>> Begin THE RECORDS
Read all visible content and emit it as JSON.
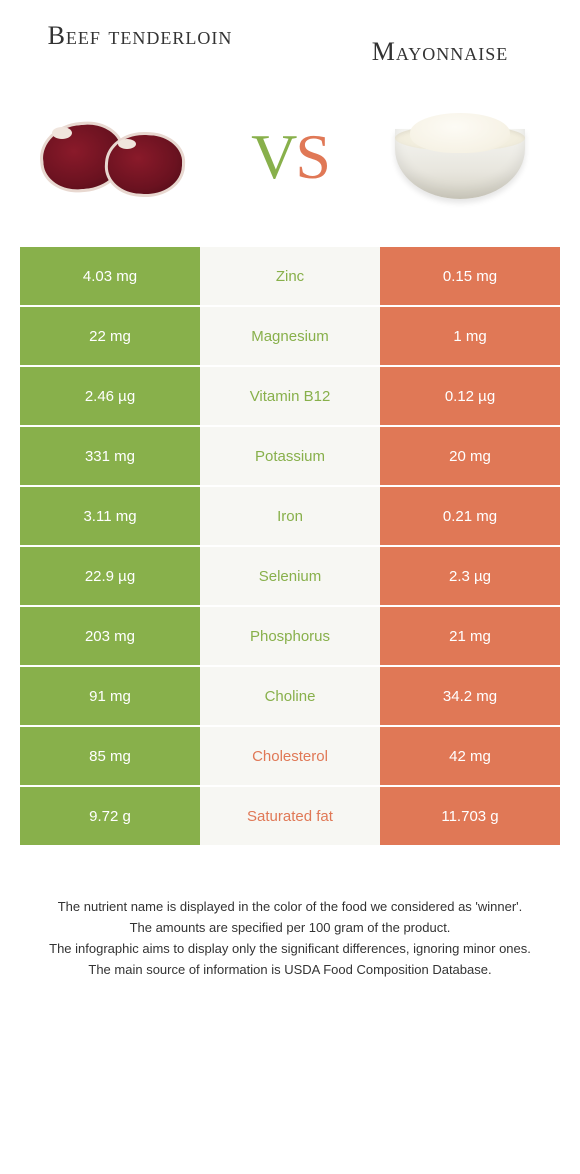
{
  "header": {
    "left": "Beef tenderloin",
    "right": "Mayonnaise",
    "vs_v": "V",
    "vs_s": "S"
  },
  "colors": {
    "green": "#88b04b",
    "orange": "#e07856",
    "mid_bg": "#f7f7f3",
    "white": "#ffffff"
  },
  "rows": [
    {
      "left": "4.03 mg",
      "mid": "Zinc",
      "right": "0.15 mg",
      "winner": "left"
    },
    {
      "left": "22 mg",
      "mid": "Magnesium",
      "right": "1 mg",
      "winner": "left"
    },
    {
      "left": "2.46 µg",
      "mid": "Vitamin B12",
      "right": "0.12 µg",
      "winner": "left"
    },
    {
      "left": "331 mg",
      "mid": "Potassium",
      "right": "20 mg",
      "winner": "left"
    },
    {
      "left": "3.11 mg",
      "mid": "Iron",
      "right": "0.21 mg",
      "winner": "left"
    },
    {
      "left": "22.9 µg",
      "mid": "Selenium",
      "right": "2.3 µg",
      "winner": "left"
    },
    {
      "left": "203 mg",
      "mid": "Phosphorus",
      "right": "21 mg",
      "winner": "left"
    },
    {
      "left": "91 mg",
      "mid": "Choline",
      "right": "34.2 mg",
      "winner": "left"
    },
    {
      "left": "85 mg",
      "mid": "Cholesterol",
      "right": "42 mg",
      "winner": "right"
    },
    {
      "left": "9.72 g",
      "mid": "Saturated fat",
      "right": "11.703 g",
      "winner": "right"
    }
  ],
  "footer": {
    "line1": "The nutrient name is displayed in the color of the food we considered as 'winner'.",
    "line2": "The amounts are specified per 100 gram of the product.",
    "line3": "The infographic aims to display only the significant differences, ignoring minor ones.",
    "line4": "The main source of information is USDA Food Composition Database."
  }
}
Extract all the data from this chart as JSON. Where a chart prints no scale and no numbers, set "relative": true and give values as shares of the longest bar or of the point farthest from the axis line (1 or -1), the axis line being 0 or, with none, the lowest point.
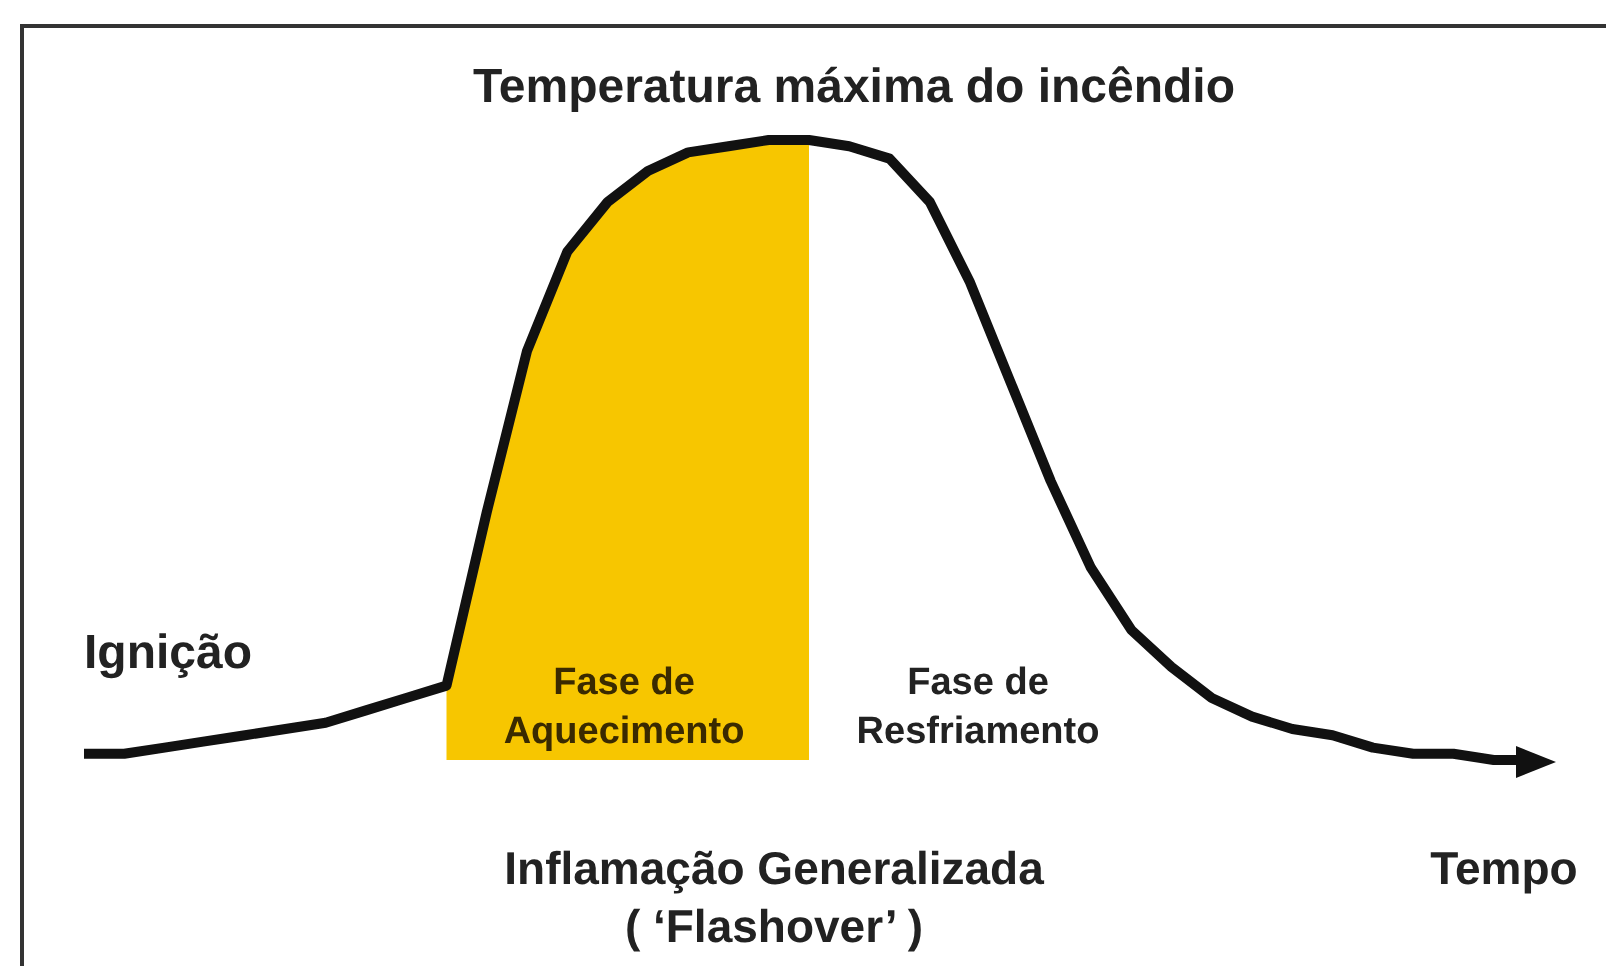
>> End THE RECORDS
**GIVEN TASK:** Each line in the records above should be reproduced exactly; images are not copied.

**FULL OUTPUT:**
Read all visible content and emit it as JSON.
{
  "header": {
    "left": "Beef tenderloin",
    "right": "Mayonnaise",
    "vs_v": "V",
    "vs_s": "S"
  },
  "colors": {
    "green": "#88b04b",
    "orange": "#e07856",
    "mid_bg": "#f7f7f3",
    "white": "#ffffff"
  },
  "rows": [
    {
      "left": "4.03 mg",
      "mid": "Zinc",
      "right": "0.15 mg",
      "winner": "left"
    },
    {
      "left": "22 mg",
      "mid": "Magnesium",
      "right": "1 mg",
      "winner": "left"
    },
    {
      "left": "2.46 µg",
      "mid": "Vitamin B12",
      "right": "0.12 µg",
      "winner": "left"
    },
    {
      "left": "331 mg",
      "mid": "Potassium",
      "right": "20 mg",
      "winner": "left"
    },
    {
      "left": "3.11 mg",
      "mid": "Iron",
      "right": "0.21 mg",
      "winner": "left"
    },
    {
      "left": "22.9 µg",
      "mid": "Selenium",
      "right": "2.3 µg",
      "winner": "left"
    },
    {
      "left": "203 mg",
      "mid": "Phosphorus",
      "right": "21 mg",
      "winner": "left"
    },
    {
      "left": "91 mg",
      "mid": "Choline",
      "right": "34.2 mg",
      "winner": "left"
    },
    {
      "left": "85 mg",
      "mid": "Cholesterol",
      "right": "42 mg",
      "winner": "right"
    },
    {
      "left": "9.72 g",
      "mid": "Saturated fat",
      "right": "11.703 g",
      "winner": "right"
    }
  ],
  "footer": {
    "line1": "The nutrient name is displayed in the color of the food we considered as 'winner'.",
    "line2": "The amounts are specified per 100 gram of the product.",
    "line3": "The infographic aims to display only the significant differences, ignoring minor ones.",
    "line4": "The main source of information is USDA Food Composition Database."
  }
}
Extract all the data from this chart as JSON. Where a chart prints no scale and no numbers, set "relative": true and give values as shares of the longest bar or of the point farthest from the axis line (1 or -1), the axis line being 0 or, with none, the lowest point.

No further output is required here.